Exercise ->
Transcribe exactly the lines from the one containing "Decode this image" through the end of the data, both included. Leave out pictures.

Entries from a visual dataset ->
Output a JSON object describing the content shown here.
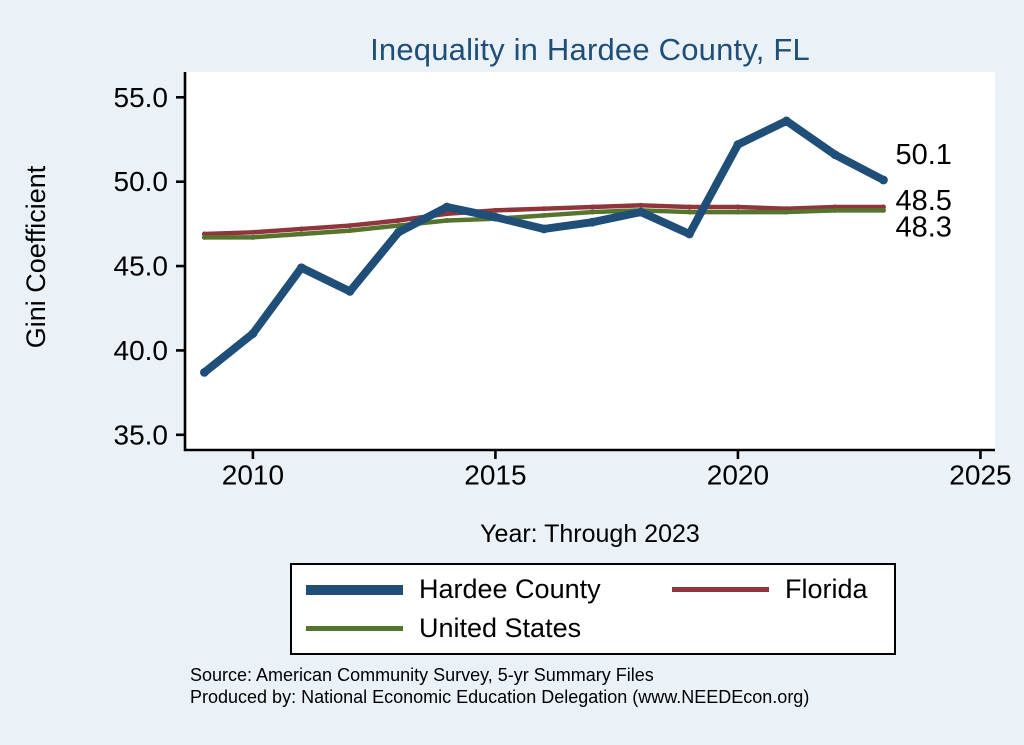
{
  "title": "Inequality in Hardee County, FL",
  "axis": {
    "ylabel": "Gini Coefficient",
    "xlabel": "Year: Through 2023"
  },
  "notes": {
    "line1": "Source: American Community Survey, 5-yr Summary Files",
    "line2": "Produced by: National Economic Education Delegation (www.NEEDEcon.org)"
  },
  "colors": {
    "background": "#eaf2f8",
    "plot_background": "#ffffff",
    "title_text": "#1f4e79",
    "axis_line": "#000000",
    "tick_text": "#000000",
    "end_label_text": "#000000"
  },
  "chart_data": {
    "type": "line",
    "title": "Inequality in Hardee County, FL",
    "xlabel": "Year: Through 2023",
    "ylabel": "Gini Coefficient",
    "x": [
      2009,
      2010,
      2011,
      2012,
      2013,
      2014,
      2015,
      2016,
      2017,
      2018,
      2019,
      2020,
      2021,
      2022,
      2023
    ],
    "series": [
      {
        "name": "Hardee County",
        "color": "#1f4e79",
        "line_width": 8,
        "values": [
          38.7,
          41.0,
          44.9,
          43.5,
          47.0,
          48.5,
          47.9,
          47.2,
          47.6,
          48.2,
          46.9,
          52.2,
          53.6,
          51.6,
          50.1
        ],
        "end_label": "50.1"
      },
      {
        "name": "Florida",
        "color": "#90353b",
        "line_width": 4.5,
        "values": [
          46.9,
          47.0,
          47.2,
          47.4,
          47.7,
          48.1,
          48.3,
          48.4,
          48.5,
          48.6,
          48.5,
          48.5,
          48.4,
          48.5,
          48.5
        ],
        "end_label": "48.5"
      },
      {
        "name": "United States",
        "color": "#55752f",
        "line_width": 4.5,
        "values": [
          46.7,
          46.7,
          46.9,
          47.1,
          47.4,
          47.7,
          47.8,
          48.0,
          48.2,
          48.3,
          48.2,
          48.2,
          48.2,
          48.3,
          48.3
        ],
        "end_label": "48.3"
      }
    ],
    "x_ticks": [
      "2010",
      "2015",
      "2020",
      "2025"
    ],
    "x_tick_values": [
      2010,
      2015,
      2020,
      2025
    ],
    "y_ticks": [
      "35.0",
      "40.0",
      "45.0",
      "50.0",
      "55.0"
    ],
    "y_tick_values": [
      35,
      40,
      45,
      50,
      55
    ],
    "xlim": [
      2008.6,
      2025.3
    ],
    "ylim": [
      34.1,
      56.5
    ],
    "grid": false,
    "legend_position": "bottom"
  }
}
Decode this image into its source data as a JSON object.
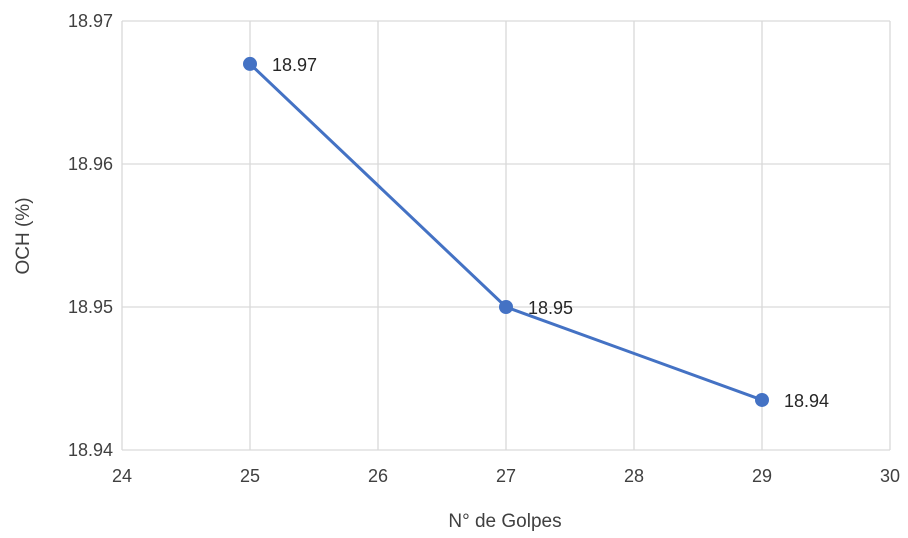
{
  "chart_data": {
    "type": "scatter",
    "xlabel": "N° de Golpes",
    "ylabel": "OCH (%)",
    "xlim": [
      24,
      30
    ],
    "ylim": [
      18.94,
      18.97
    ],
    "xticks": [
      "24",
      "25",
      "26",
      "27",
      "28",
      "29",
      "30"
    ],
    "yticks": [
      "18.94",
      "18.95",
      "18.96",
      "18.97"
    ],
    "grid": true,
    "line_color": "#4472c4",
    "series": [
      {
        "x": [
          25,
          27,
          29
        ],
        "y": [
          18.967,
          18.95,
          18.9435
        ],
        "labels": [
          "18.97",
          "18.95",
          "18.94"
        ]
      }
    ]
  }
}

Result ->
Decode this image into its source data as a JSON object.
{
  "chart_data": {
    "type": "scatter",
    "xlabel": "N° de Golpes",
    "ylabel": "OCH (%)",
    "xlim": [
      24,
      30
    ],
    "ylim": [
      18.94,
      18.97
    ],
    "xticks": [
      "24",
      "25",
      "26",
      "27",
      "28",
      "29",
      "30"
    ],
    "yticks": [
      "18.94",
      "18.95",
      "18.96",
      "18.97"
    ],
    "grid": true,
    "line_color": "#4472c4",
    "series": [
      {
        "x": [
          25,
          27,
          29
        ],
        "y": [
          18.967,
          18.95,
          18.9435
        ],
        "labels": [
          "18.97",
          "18.95",
          "18.94"
        ]
      }
    ]
  }
}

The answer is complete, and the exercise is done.